Task instructions —
Across the entries, how many lines have the string "JSON" in them? Reply with only a number.

Record extracts —
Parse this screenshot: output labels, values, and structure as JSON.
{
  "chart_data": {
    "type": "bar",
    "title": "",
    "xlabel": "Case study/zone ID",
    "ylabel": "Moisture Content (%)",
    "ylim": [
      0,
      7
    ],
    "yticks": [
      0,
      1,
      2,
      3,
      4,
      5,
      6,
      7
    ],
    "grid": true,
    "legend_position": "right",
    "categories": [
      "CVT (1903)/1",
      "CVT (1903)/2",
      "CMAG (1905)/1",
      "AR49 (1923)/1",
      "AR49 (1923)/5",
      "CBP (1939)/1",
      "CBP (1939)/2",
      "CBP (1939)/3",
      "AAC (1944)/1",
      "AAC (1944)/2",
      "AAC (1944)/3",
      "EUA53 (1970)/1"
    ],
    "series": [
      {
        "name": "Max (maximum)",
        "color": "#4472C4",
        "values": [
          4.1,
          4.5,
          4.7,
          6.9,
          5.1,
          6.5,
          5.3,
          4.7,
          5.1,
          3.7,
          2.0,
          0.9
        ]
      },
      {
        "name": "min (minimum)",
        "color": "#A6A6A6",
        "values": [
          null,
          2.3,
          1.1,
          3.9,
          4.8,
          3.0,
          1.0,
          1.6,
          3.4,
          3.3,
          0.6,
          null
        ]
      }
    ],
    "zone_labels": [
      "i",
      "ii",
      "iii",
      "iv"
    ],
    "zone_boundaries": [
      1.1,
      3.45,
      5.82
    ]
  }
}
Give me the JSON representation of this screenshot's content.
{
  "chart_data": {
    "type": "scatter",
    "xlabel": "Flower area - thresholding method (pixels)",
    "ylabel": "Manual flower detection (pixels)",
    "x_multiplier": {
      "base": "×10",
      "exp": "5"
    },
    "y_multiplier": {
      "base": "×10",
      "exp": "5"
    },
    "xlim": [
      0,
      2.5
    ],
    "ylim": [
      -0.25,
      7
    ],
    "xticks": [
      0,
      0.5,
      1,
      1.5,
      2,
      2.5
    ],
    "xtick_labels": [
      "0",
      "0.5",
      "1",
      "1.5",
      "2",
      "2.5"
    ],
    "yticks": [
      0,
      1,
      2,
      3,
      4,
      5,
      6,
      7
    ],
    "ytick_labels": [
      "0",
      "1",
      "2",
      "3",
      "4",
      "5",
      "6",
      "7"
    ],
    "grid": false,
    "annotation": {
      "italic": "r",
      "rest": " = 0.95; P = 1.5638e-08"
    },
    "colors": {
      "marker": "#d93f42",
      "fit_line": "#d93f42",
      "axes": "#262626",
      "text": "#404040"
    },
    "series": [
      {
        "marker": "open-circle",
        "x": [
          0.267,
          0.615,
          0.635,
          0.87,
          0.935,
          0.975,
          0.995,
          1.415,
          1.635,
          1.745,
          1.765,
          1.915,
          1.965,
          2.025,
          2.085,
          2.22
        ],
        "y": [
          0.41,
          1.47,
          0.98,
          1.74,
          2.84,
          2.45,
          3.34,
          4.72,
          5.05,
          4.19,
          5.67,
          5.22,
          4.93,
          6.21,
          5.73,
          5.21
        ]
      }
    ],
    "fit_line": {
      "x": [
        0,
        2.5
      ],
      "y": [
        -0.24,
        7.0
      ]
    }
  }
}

The reply —
2